### Instructions for the task
Make an exact copy of all the records.

### Data extracted from a collection
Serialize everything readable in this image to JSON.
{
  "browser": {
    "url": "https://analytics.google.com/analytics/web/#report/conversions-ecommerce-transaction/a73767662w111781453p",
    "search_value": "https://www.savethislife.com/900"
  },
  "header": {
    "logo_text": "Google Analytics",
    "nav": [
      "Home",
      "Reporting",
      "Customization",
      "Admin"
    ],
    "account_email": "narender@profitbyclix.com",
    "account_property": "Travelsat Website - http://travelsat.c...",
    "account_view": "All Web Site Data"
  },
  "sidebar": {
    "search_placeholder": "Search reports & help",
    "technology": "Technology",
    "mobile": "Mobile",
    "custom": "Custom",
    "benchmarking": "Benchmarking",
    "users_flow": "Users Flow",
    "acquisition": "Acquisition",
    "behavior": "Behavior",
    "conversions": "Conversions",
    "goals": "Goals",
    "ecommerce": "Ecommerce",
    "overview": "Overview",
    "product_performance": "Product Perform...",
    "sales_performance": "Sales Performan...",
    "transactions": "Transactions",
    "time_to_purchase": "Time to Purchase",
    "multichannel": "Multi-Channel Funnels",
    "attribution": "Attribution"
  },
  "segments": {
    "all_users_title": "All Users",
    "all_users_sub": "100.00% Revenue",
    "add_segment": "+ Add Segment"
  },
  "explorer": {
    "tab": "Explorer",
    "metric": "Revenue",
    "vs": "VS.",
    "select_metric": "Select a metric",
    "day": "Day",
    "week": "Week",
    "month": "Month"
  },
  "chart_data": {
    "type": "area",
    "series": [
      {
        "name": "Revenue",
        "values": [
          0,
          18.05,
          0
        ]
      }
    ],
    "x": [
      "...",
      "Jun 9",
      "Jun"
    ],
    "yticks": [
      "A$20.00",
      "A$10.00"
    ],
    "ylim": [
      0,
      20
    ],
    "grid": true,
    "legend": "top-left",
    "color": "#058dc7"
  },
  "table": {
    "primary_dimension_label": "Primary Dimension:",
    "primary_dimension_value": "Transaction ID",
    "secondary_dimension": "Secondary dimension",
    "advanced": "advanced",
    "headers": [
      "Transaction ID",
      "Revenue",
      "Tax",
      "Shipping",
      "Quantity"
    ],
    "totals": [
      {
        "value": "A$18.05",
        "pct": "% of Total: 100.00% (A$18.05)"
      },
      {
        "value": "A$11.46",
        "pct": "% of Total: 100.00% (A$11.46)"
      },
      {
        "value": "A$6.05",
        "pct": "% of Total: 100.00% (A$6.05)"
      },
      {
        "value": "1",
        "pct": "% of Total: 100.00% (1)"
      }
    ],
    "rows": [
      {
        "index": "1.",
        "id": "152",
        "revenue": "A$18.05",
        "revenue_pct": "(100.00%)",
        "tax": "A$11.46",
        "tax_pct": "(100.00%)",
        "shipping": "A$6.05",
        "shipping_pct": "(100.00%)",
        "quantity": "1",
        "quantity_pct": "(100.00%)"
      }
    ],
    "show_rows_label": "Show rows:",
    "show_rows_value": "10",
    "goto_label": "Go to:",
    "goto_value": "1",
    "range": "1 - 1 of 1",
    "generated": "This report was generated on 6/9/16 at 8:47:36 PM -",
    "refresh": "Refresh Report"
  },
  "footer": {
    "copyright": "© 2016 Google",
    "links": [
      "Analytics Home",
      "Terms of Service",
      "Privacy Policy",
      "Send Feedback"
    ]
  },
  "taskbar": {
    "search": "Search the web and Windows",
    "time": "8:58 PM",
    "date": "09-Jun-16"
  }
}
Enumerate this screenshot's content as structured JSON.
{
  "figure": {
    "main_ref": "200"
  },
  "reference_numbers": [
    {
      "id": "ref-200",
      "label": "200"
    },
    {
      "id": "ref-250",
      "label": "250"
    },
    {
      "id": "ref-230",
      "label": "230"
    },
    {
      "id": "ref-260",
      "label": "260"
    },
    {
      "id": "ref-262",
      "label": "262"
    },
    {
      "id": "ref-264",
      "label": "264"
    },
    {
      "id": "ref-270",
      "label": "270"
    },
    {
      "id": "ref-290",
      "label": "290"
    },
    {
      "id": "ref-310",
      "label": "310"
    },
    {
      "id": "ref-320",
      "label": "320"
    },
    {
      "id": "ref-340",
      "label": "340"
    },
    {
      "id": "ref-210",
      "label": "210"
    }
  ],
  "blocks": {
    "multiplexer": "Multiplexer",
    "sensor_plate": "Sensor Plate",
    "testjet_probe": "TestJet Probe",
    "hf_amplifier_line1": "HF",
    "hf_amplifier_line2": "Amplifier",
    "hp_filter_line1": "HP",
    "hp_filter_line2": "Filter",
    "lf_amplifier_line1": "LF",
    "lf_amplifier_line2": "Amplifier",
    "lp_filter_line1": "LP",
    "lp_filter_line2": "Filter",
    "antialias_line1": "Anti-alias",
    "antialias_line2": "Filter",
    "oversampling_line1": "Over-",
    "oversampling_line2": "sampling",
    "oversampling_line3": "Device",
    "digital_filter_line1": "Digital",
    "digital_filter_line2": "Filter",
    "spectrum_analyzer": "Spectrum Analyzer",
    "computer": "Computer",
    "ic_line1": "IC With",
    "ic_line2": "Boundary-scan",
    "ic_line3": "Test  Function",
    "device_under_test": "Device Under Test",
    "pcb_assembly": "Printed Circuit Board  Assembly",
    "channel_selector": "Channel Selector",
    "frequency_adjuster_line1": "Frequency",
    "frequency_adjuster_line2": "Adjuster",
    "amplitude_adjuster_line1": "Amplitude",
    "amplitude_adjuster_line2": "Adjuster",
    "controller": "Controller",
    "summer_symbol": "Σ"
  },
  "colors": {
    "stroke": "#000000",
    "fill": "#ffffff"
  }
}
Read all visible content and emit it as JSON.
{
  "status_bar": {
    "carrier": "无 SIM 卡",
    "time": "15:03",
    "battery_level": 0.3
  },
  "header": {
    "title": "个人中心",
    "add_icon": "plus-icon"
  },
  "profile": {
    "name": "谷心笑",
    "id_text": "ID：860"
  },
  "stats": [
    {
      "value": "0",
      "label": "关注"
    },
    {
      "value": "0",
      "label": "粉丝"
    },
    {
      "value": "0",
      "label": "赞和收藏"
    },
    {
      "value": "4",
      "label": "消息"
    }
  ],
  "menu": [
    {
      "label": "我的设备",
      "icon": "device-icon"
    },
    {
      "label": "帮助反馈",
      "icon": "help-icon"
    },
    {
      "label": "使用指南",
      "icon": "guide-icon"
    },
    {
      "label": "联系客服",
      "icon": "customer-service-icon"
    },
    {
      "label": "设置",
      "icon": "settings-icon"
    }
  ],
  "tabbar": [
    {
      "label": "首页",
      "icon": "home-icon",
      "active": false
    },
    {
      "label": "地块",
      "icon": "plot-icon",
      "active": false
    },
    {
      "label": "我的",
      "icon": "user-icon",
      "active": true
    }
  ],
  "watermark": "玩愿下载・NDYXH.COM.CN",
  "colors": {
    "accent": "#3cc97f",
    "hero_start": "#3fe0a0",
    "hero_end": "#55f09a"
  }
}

### Worked answer
Serialize everything readable in this image to JSON.
{
  "browser": {
    "url": "https://analytics.google.com/analytics/web/#report/conversions-ecommerce-transaction/a73767662w111781453p",
    "search_value": "https://www.savethislife.com/900"
  },
  "header": {
    "logo_text": "Google Analytics",
    "nav": [
      "Home",
      "Reporting",
      "Customization",
      "Admin"
    ],
    "account_email": "narender@profitbyclix.com",
    "account_property": "Travelsat Website - http://travelsat.c...",
    "account_view": "All Web Site Data"
  },
  "sidebar": {
    "search_placeholder": "Search reports & help",
    "technology": "Technology",
    "mobile": "Mobile",
    "custom": "Custom",
    "benchmarking": "Benchmarking",
    "users_flow": "Users Flow",
    "acquisition": "Acquisition",
    "behavior": "Behavior",
    "conversions": "Conversions",
    "goals": "Goals",
    "ecommerce": "Ecommerce",
    "overview": "Overview",
    "product_performance": "Product Perform...",
    "sales_performance": "Sales Performan...",
    "transactions": "Transactions",
    "time_to_purchase": "Time to Purchase",
    "multichannel": "Multi-Channel Funnels",
    "attribution": "Attribution"
  },
  "segments": {
    "all_users_title": "All Users",
    "all_users_sub": "100.00% Revenue",
    "add_segment": "+ Add Segment"
  },
  "explorer": {
    "tab": "Explorer",
    "metric": "Revenue",
    "vs": "VS.",
    "select_metric": "Select a metric",
    "day": "Day",
    "week": "Week",
    "month": "Month"
  },
  "chart_data": {
    "type": "area",
    "series": [
      {
        "name": "Revenue",
        "values": [
          0,
          18.05,
          0
        ]
      }
    ],
    "x": [
      "...",
      "Jun 9",
      "Jun"
    ],
    "yticks": [
      "A$20.00",
      "A$10.00"
    ],
    "ylim": [
      0,
      20
    ],
    "grid": true,
    "legend": "top-left",
    "color": "#058dc7"
  },
  "table": {
    "primary_dimension_label": "Primary Dimension:",
    "primary_dimension_value": "Transaction ID",
    "secondary_dimension": "Secondary dimension",
    "advanced": "advanced",
    "headers": [
      "Transaction ID",
      "Revenue",
      "Tax",
      "Shipping",
      "Quantity"
    ],
    "totals": [
      {
        "value": "A$18.05",
        "pct": "% of Total: 100.00% (A$18.05)"
      },
      {
        "value": "A$11.46",
        "pct": "% of Total: 100.00% (A$11.46)"
      },
      {
        "value": "A$6.05",
        "pct": "% of Total: 100.00% (A$6.05)"
      },
      {
        "value": "1",
        "pct": "% of Total: 100.00% (1)"
      }
    ],
    "rows": [
      {
        "index": "1.",
        "id": "152",
        "revenue": "A$18.05",
        "revenue_pct": "(100.00%)",
        "tax": "A$11.46",
        "tax_pct": "(100.00%)",
        "shipping": "A$6.05",
        "shipping_pct": "(100.00%)",
        "quantity": "1",
        "quantity_pct": "(100.00%)"
      }
    ],
    "show_rows_label": "Show rows:",
    "show_rows_value": "10",
    "goto_label": "Go to:",
    "goto_value": "1",
    "range": "1 - 1 of 1",
    "generated": "This report was generated on 6/9/16 at 8:47:36 PM -",
    "refresh": "Refresh Report"
  },
  "footer": {
    "copyright": "© 2016 Google",
    "links": [
      "Analytics Home",
      "Terms of Service",
      "Privacy Policy",
      "Send Feedback"
    ]
  },
  "taskbar": {
    "search": "Search the web and Windows",
    "time": "8:58 PM",
    "date": "09-Jun-16"
  }
}
Enumerate this screenshot's content as structured JSON.
{
  "figure": {
    "main_ref": "200"
  },
  "reference_numbers": [
    {
      "id": "ref-200",
      "label": "200"
    },
    {
      "id": "ref-250",
      "label": "250"
    },
    {
      "id": "ref-230",
      "label": "230"
    },
    {
      "id": "ref-260",
      "label": "260"
    },
    {
      "id": "ref-262",
      "label": "262"
    },
    {
      "id": "ref-264",
      "label": "264"
    },
    {
      "id": "ref-270",
      "label": "270"
    },
    {
      "id": "ref-290",
      "label": "290"
    },
    {
      "id": "ref-310",
      "label": "310"
    },
    {
      "id": "ref-320",
      "label": "320"
    },
    {
      "id": "ref-340",
      "label": "340"
    },
    {
      "id": "ref-210",
      "label": "210"
    }
  ],
  "blocks": {
    "multiplexer": "Multiplexer",
    "sensor_plate": "Sensor Plate",
    "testjet_probe": "TestJet Probe",
    "hf_amplifier_line1": "HF",
    "hf_amplifier_line2": "Amplifier",
    "hp_filter_line1": "HP",
    "hp_filter_line2": "Filter",
    "lf_amplifier_line1": "LF",
    "lf_amplifier_line2": "Amplifier",
    "lp_filter_line1": "LP",
    "lp_filter_line2": "Filter",
    "antialias_line1": "Anti-alias",
    "antialias_line2": "Filter",
    "oversampling_line1": "Over-",
    "oversampling_line2": "sampling",
    "oversampling_line3": "Device",
    "digital_filter_line1": "Digital",
    "digital_filter_line2": "Filter",
    "spectrum_analyzer": "Spectrum Analyzer",
    "computer": "Computer",
    "ic_line1": "IC With",
    "ic_line2": "Boundary-scan",
    "ic_line3": "Test  Function",
    "device_under_test": "Device Under Test",
    "pcb_assembly": "Printed Circuit Board  Assembly",
    "channel_selector": "Channel Selector",
    "frequency_adjuster_line1": "Frequency",
    "frequency_adjuster_line2": "Adjuster",
    "amplitude_adjuster_line1": "Amplitude",
    "amplitude_adjuster_line2": "Adjuster",
    "controller": "Controller",
    "summer_symbol": "Σ"
  },
  "colors": {
    "stroke": "#000000",
    "fill": "#ffffff"
  }
}
Read all visible content and emit it as JSON.
{
  "status_bar": {
    "carrier": "无 SIM 卡",
    "time": "15:03",
    "battery_level": 0.3
  },
  "header": {
    "title": "个人中心",
    "add_icon": "plus-icon"
  },
  "profile": {
    "name": "谷心笑",
    "id_text": "ID：860"
  },
  "stats": [
    {
      "value": "0",
      "label": "关注"
    },
    {
      "value": "0",
      "label": "粉丝"
    },
    {
      "value": "0",
      "label": "赞和收藏"
    },
    {
      "value": "4",
      "label": "消息"
    }
  ],
  "menu": [
    {
      "label": "我的设备",
      "icon": "device-icon"
    },
    {
      "label": "帮助反馈",
      "icon": "help-icon"
    },
    {
      "label": "使用指南",
      "icon": "guide-icon"
    },
    {
      "label": "联系客服",
      "icon": "customer-service-icon"
    },
    {
      "label": "设置",
      "icon": "settings-icon"
    }
  ],
  "tabbar": [
    {
      "label": "首页",
      "icon": "home-icon",
      "active": false
    },
    {
      "label": "地块",
      "icon": "plot-icon",
      "active": false
    },
    {
      "label": "我的",
      "icon": "user-icon",
      "active": true
    }
  ],
  "watermark": "玩愿下载・NDYXH.COM.CN",
  "colors": {
    "accent": "#3cc97f",
    "hero_start": "#3fe0a0",
    "hero_end": "#55f09a"
  }
}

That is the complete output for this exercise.